▸ **Aim**
Set every line down exactly, from the one that has "Transcribe this image's" through the final one, and keep the pictures out.

─── Task material ───

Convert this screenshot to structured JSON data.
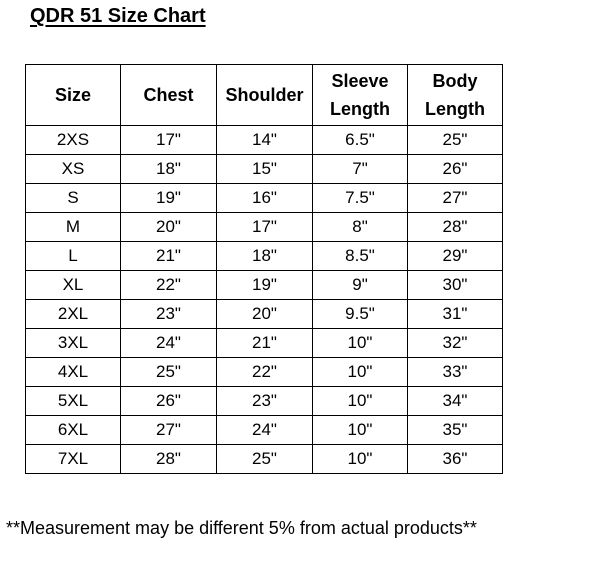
{
  "title": "QDR 51 Size Chart",
  "table": {
    "headers": [
      "Size",
      "Chest",
      "Shoulder",
      "Sleeve Length",
      "Body Length"
    ],
    "rows": [
      [
        "2XS",
        "17\"",
        "14\"",
        "6.5\"",
        "25\""
      ],
      [
        "XS",
        "18\"",
        "15\"",
        "7\"",
        "26\""
      ],
      [
        "S",
        "19\"",
        "16\"",
        "7.5\"",
        "27\""
      ],
      [
        "M",
        "20\"",
        "17\"",
        "8\"",
        "28\""
      ],
      [
        "L",
        "21\"",
        "18\"",
        "8.5\"",
        "29\""
      ],
      [
        "XL",
        "22\"",
        "19\"",
        "9\"",
        "30\""
      ],
      [
        "2XL",
        "23\"",
        "20\"",
        "9.5\"",
        "31\""
      ],
      [
        "3XL",
        "24\"",
        "21\"",
        "10\"",
        "32\""
      ],
      [
        "4XL",
        "25\"",
        "22\"",
        "10\"",
        "33\""
      ],
      [
        "5XL",
        "26\"",
        "23\"",
        "10\"",
        "34\""
      ],
      [
        "6XL",
        "27\"",
        "24\"",
        "10\"",
        "35\""
      ],
      [
        "7XL",
        "28\"",
        "25\"",
        "10\"",
        "36\""
      ]
    ]
  },
  "note": "**Measurement may be different 5% from actual products**"
}
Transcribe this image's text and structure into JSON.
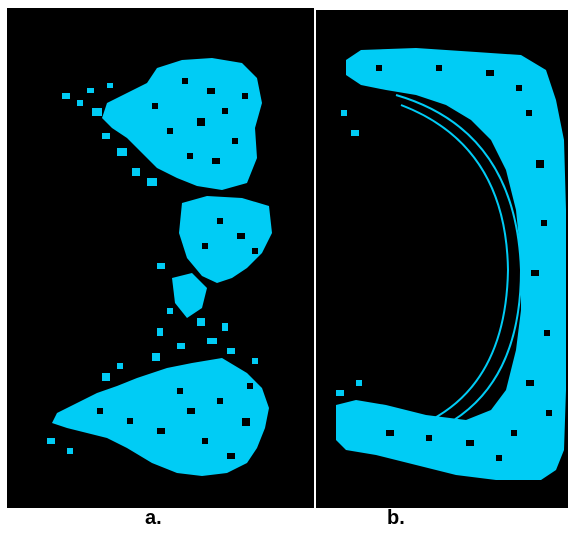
{
  "panels": [
    {
      "id": "a",
      "caption": "a."
    },
    {
      "id": "b",
      "caption": "b."
    }
  ],
  "colors": {
    "background": "#000000",
    "region": "#00ccf5",
    "page": "#ffffff"
  }
}
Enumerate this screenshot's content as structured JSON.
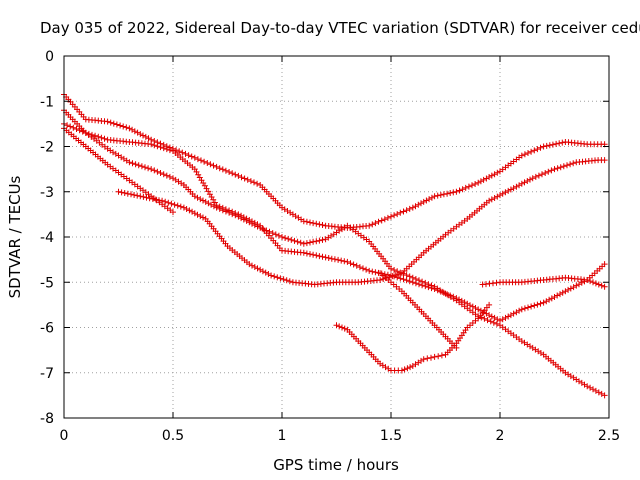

───

▸ **Written answer**
Transcribe this image's text and structure into JSON.
{
  "panels": [
    {
      "id": "a",
      "caption": "a."
    },
    {
      "id": "b",
      "caption": "b."
    }
  ],
  "colors": {
    "background": "#000000",
    "region": "#00ccf5",
    "page": "#ffffff"
  }
}
Enumerate this screenshot's content as structured JSON.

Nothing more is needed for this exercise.